§ **Excerpt from a dataset**
-- BEGIN --
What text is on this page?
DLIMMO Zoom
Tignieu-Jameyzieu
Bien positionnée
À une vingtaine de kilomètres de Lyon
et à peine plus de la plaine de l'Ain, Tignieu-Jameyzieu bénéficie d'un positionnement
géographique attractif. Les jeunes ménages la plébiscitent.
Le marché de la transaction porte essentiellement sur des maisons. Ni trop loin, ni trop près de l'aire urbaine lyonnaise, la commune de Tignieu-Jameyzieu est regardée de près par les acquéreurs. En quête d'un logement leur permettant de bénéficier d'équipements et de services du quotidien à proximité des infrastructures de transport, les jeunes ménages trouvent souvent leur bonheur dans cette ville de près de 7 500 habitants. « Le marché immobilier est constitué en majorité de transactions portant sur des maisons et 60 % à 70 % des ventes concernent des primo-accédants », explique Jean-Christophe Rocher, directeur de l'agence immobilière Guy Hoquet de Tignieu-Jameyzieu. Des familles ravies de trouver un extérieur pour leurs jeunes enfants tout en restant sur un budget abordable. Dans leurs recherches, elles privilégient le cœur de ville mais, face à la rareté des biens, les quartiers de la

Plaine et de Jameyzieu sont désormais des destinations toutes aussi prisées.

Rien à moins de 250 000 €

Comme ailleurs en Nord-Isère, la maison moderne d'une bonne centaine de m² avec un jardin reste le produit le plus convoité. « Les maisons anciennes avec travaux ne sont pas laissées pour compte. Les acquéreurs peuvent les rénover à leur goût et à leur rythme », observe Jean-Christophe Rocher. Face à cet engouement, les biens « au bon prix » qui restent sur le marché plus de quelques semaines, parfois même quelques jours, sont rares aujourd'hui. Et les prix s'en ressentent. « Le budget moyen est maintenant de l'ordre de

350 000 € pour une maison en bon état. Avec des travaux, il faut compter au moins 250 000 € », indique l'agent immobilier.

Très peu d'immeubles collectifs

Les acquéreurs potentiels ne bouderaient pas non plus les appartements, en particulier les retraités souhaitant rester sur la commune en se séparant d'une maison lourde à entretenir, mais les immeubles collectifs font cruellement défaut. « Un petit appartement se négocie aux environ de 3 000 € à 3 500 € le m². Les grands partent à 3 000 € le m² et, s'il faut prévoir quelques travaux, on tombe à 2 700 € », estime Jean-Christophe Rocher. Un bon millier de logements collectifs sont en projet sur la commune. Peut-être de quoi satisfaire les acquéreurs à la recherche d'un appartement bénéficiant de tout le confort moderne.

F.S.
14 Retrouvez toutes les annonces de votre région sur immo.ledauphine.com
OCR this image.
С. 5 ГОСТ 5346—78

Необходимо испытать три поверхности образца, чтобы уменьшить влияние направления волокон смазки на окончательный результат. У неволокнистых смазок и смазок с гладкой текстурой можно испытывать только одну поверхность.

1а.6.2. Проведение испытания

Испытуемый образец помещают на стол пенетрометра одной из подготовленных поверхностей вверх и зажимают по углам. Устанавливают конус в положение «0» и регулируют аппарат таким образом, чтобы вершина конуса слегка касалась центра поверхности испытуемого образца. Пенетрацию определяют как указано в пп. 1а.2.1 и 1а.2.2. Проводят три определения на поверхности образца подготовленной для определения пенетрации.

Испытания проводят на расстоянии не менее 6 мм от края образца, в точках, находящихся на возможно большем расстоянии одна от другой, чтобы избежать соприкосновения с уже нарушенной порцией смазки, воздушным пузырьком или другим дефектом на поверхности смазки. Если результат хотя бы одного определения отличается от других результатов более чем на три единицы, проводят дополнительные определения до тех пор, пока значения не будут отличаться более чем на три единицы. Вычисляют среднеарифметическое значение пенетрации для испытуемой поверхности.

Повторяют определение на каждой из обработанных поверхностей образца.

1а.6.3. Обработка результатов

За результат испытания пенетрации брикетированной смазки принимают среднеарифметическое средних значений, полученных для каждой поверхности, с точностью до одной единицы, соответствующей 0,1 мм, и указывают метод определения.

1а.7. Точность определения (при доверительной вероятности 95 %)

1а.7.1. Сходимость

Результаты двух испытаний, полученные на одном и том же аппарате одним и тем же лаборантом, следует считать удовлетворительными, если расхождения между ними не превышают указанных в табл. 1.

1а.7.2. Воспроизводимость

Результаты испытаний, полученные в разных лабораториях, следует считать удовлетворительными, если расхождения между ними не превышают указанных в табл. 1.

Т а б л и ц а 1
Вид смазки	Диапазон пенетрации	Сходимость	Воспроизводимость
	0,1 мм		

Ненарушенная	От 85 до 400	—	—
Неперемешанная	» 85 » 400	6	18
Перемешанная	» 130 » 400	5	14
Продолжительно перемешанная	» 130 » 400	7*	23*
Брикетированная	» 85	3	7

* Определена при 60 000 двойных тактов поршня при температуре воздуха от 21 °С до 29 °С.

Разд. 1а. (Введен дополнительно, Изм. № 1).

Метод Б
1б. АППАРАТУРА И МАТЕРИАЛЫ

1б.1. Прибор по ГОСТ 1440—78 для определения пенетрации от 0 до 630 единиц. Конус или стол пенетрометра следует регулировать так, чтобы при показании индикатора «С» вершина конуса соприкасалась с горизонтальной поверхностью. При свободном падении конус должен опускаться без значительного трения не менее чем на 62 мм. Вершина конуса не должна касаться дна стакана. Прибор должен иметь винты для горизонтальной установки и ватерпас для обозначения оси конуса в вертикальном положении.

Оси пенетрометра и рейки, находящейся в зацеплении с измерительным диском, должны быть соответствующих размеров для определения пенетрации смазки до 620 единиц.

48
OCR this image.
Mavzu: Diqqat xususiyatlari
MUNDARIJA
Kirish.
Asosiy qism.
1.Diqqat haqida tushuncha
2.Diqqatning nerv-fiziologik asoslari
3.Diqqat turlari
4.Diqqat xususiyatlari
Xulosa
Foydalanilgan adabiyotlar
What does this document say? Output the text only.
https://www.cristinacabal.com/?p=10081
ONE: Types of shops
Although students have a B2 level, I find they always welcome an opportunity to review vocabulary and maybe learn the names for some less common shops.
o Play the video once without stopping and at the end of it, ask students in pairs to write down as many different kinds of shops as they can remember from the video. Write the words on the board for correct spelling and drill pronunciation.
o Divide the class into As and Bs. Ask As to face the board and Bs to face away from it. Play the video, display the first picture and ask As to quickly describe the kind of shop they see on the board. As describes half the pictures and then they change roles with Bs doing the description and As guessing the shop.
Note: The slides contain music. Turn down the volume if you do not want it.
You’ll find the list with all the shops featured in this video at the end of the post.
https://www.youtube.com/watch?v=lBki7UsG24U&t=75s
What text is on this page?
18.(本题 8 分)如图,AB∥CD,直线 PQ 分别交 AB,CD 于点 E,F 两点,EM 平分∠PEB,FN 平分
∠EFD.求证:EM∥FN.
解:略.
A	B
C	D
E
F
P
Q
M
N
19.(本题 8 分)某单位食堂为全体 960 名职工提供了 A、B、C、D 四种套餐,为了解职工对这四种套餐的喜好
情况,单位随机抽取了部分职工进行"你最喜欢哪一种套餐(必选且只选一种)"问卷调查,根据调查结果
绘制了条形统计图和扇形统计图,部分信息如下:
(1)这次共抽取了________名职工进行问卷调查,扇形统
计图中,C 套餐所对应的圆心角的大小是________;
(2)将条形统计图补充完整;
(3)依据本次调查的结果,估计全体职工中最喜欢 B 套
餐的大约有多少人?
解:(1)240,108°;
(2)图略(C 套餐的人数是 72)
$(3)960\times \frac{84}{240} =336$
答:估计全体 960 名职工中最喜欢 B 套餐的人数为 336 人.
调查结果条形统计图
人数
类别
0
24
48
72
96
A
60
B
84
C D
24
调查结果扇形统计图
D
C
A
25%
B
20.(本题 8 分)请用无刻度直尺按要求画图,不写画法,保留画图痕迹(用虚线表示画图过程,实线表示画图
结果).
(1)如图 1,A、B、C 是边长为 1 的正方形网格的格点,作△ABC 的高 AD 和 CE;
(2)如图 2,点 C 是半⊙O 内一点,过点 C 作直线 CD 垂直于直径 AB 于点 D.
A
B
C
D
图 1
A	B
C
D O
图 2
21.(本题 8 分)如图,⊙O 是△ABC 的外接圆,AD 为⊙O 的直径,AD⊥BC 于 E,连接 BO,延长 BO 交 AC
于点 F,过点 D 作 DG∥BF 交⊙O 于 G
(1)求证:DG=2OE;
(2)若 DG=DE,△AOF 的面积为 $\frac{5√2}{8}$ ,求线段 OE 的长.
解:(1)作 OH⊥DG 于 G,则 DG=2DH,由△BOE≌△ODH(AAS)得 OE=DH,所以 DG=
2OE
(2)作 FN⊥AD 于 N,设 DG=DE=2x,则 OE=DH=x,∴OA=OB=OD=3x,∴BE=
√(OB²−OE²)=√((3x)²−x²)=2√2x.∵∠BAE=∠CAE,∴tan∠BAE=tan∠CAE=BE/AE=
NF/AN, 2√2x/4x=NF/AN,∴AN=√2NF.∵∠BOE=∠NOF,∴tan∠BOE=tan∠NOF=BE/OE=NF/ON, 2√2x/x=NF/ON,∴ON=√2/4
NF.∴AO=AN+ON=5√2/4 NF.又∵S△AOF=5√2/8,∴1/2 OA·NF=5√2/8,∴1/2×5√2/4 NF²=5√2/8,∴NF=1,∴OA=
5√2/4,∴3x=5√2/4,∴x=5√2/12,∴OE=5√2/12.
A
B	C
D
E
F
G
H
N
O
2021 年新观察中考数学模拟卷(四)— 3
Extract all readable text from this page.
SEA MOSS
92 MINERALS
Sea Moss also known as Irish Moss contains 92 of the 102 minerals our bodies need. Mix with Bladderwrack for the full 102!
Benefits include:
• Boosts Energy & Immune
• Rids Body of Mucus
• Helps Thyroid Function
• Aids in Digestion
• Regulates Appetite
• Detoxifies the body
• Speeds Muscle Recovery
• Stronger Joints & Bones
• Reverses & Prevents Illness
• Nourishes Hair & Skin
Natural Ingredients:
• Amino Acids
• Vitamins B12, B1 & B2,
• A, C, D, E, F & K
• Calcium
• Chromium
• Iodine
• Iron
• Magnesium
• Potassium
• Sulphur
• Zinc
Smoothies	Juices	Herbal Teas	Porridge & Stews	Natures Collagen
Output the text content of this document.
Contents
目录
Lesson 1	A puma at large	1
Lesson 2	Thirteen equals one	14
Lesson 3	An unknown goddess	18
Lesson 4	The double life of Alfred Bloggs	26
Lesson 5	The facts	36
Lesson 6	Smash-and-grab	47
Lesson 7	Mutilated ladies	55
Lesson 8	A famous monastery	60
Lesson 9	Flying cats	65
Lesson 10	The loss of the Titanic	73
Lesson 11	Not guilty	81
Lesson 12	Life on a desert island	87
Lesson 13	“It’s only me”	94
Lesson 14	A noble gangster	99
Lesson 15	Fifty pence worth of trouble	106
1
-- END --
§ **DO THIS**
Return the lines above, from the one containing "Extract all readable text from this page." to the end, exactly as they stand.

§ **SOLUTION FOR THIS PROBLEM**
Extract all readable text from this page.
SEA MOSS
92 MINERALS
Sea Moss also known as Irish Moss contains 92 of the 102 minerals our bodies need. Mix with Bladderwrack for the full 102!
Benefits include:
• Boosts Energy & Immune
• Rids Body of Mucus
• Helps Thyroid Function
• Aids in Digestion
• Regulates Appetite
• Detoxifies the body
• Speeds Muscle Recovery
• Stronger Joints & Bones
• Reverses & Prevents Illness
• Nourishes Hair & Skin
Natural Ingredients:
• Amino Acids
• Vitamins B12, B1 & B2,
• A, C, D, E, F & K
• Calcium
• Chromium
• Iodine
• Iron
• Magnesium
• Potassium
• Sulphur
• Zinc
Smoothies	Juices	Herbal Teas	Porridge & Stews	Natures Collagen
Output the text content of this document.
Contents
目录
Lesson 1	A puma at large	1
Lesson 2	Thirteen equals one	14
Lesson 3	An unknown goddess	18
Lesson 4	The double life of Alfred Bloggs	26
Lesson 5	The facts	36
Lesson 6	Smash-and-grab	47
Lesson 7	Mutilated ladies	55
Lesson 8	A famous monastery	60
Lesson 9	Flying cats	65
Lesson 10	The loss of the Titanic	73
Lesson 11	Not guilty	81
Lesson 12	Life on a desert island	87
Lesson 13	“It’s only me”	94
Lesson 14	A noble gangster	99
Lesson 15	Fifty pence worth of trouble	106
1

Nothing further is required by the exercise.